Objective = Only the pictures are left out: repeat the rest of the entries exactly.

==== Dataset records

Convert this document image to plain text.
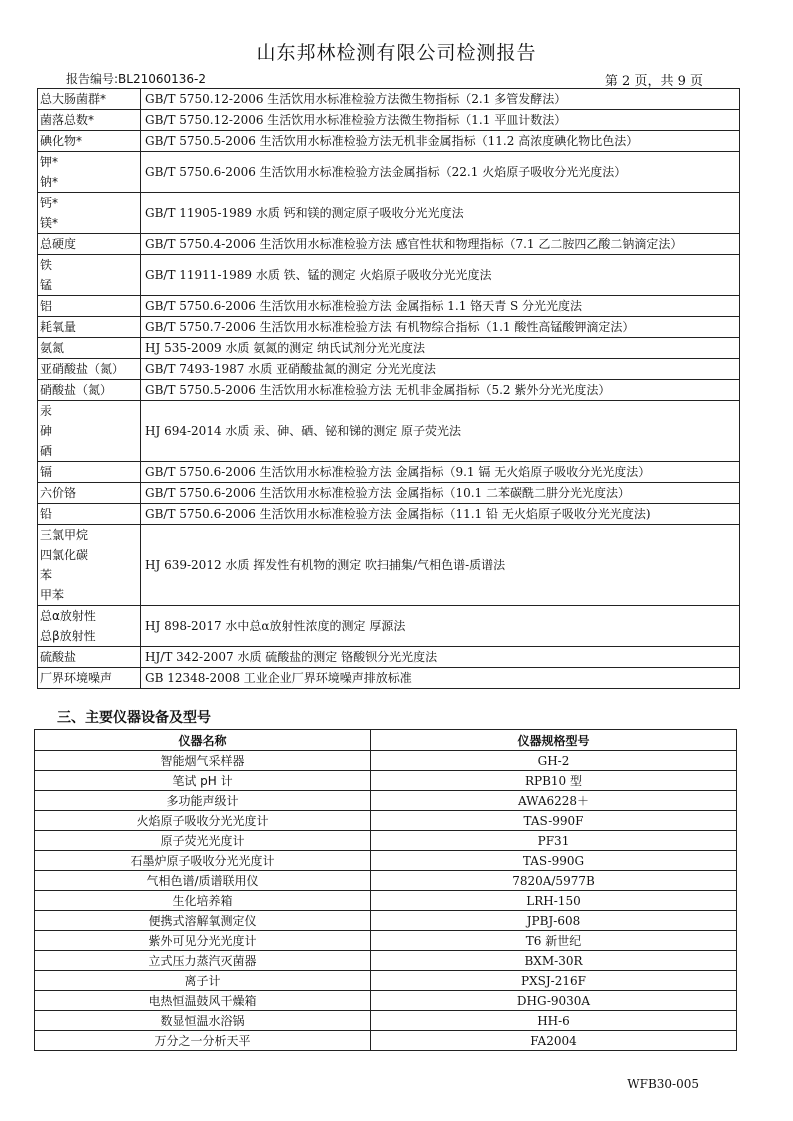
山东邦林检测有限公司检测报告
报告编号:BL21060136-2	第 2 页，共 9 页
总大肠菌群*	GB/T 5750.12-2006 生活饮用水标准检验方法微生物指标（2.1 多管发酵法）

菌落总数*	GB/T 5750.12-2006 生活饮用水标准检验方法微生物指标（1.1 平皿计数法）

碘化物*	GB/T 5750.5-2006 生活饮用水标准检验方法无机非金属指标（11.2 高浓度碘化物比色法）

钾*
钠*	GB/T 5750.6-2006 生活饮用水标准检验方法金属指标（22.1 火焰原子吸收分光光度法）

钙*
镁*	GB/T 11905-1989 水质 钙和镁的测定原子吸收分光光度法

总硬度	GB/T 5750.4-2006 生活饮用水标准检验方法 感官性状和物理指标（7.1 乙二胺四乙酸二钠滴定法）

铁
锰	GB/T 11911-1989 水质 铁、锰的测定 火焰原子吸收分光光度法

铝	GB/T 5750.6-2006 生活饮用水标准检验方法 金属指标 1.1 铬天青 S 分光光度法

耗氧量	GB/T 5750.7-2006 生活饮用水标准检验方法 有机物综合指标（1.1 酸性高锰酸钾滴定法）

氨氮	HJ 535-2009 水质 氨氮的测定 纳氏试剂分光光度法

亚硝酸盐（氮）	GB/T 7493-1987 水质 亚硝酸盐氮的测定 分光光度法

硝酸盐（氮）	GB/T 5750.5-2006 生活饮用水标准检验方法 无机非金属指标（5.2 紫外分光光度法）

汞
砷
硒	HJ 694-2014 水质 汞、砷、硒、铋和锑的测定 原子荧光法

镉	GB/T 5750.6-2006 生活饮用水标准检验方法 金属指标（9.1 镉 无火焰原子吸收分光光度法）

六价铬	GB/T 5750.6-2006 生活饮用水标准检验方法 金属指标（10.1 二苯碳酰二肼分光光度法）

铅	GB/T 5750.6-2006 生活饮用水标准检验方法 金属指标（11.1 铅 无火焰原子吸收分光光度法)

三氯甲烷
四氯化碳
苯
甲苯	HJ 639-2012 水质 挥发性有机物的测定 吹扫捕集/气相色谱-质谱法

总α放射性
总β放射性	HJ 898-2017 水中总α放射性浓度的测定 厚源法

硫酸盐	HJ/T 342-2007 水质 硫酸盐的测定 铬酸钡分光光度法

厂界环境噪声	GB 12348-2008 工业企业厂界环境噪声排放标准
三、主要仪器设备及型号
仪器名称	仪器规格型号
智能烟气采样器	GH-2
笔试 pH 计	RPB10 型
多功能声级计	AWA6228＋
火焰原子吸收分光光度计	TAS-990F
原子荧光光度计	PF31
石墨炉原子吸收分光光度计	TAS-990G
气相色谱/质谱联用仪	7820A/5977B
生化培养箱	LRH-150
便携式溶解氧测定仪	JPBJ-608
紫外可见分光光度计	T6 新世纪
立式压力蒸汽灭菌器	BXM-30R
离子计	PXSJ-216F
电热恒温鼓风干燥箱	DHG-9030A
数显恒温水浴锅	HH-6
万分之一分析天平	FA2004
WFB30-005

========

Task solution =
Convert this document image to plain text.
山东邦林检测有限公司检测报告
报告编号:BL21060136-2	第 2 页，共 9 页
总大肠菌群*	GB/T 5750.12-2006 生活饮用水标准检验方法微生物指标（2.1 多管发酵法）

菌落总数*	GB/T 5750.12-2006 生活饮用水标准检验方法微生物指标（1.1 平皿计数法）

碘化物*	GB/T 5750.5-2006 生活饮用水标准检验方法无机非金属指标（11.2 高浓度碘化物比色法）

钾*
钠*	GB/T 5750.6-2006 生活饮用水标准检验方法金属指标（22.1 火焰原子吸收分光光度法）

钙*
镁*	GB/T 11905-1989 水质 钙和镁的测定原子吸收分光光度法

总硬度	GB/T 5750.4-2006 生活饮用水标准检验方法 感官性状和物理指标（7.1 乙二胺四乙酸二钠滴定法）

铁
锰	GB/T 11911-1989 水质 铁、锰的测定 火焰原子吸收分光光度法

铝	GB/T 5750.6-2006 生活饮用水标准检验方法 金属指标 1.1 铬天青 S 分光光度法

耗氧量	GB/T 5750.7-2006 生活饮用水标准检验方法 有机物综合指标（1.1 酸性高锰酸钾滴定法）

氨氮	HJ 535-2009 水质 氨氮的测定 纳氏试剂分光光度法

亚硝酸盐（氮）	GB/T 7493-1987 水质 亚硝酸盐氮的测定 分光光度法

硝酸盐（氮）	GB/T 5750.5-2006 生活饮用水标准检验方法 无机非金属指标（5.2 紫外分光光度法）

汞
砷
硒	HJ 694-2014 水质 汞、砷、硒、铋和锑的测定 原子荧光法

镉	GB/T 5750.6-2006 生活饮用水标准检验方法 金属指标（9.1 镉 无火焰原子吸收分光光度法）

六价铬	GB/T 5750.6-2006 生活饮用水标准检验方法 金属指标（10.1 二苯碳酰二肼分光光度法）

铅	GB/T 5750.6-2006 生活饮用水标准检验方法 金属指标（11.1 铅 无火焰原子吸收分光光度法)

三氯甲烷
四氯化碳
苯
甲苯	HJ 639-2012 水质 挥发性有机物的测定 吹扫捕集/气相色谱-质谱法

总α放射性
总β放射性	HJ 898-2017 水中总α放射性浓度的测定 厚源法

硫酸盐	HJ/T 342-2007 水质 硫酸盐的测定 铬酸钡分光光度法

厂界环境噪声	GB 12348-2008 工业企业厂界环境噪声排放标准
三、主要仪器设备及型号
仪器名称	仪器规格型号
智能烟气采样器	GH-2
笔试 pH 计	RPB10 型
多功能声级计	AWA6228＋
火焰原子吸收分光光度计	TAS-990F
原子荧光光度计	PF31
石墨炉原子吸收分光光度计	TAS-990G
气相色谱/质谱联用仪	7820A/5977B
生化培养箱	LRH-150
便携式溶解氧测定仪	JPBJ-608
紫外可见分光光度计	T6 新世纪
立式压力蒸汽灭菌器	BXM-30R
离子计	PXSJ-216F
电热恒温鼓风干燥箱	DHG-9030A
数显恒温水浴锅	HH-6
万分之一分析天平	FA2004
WFB30-005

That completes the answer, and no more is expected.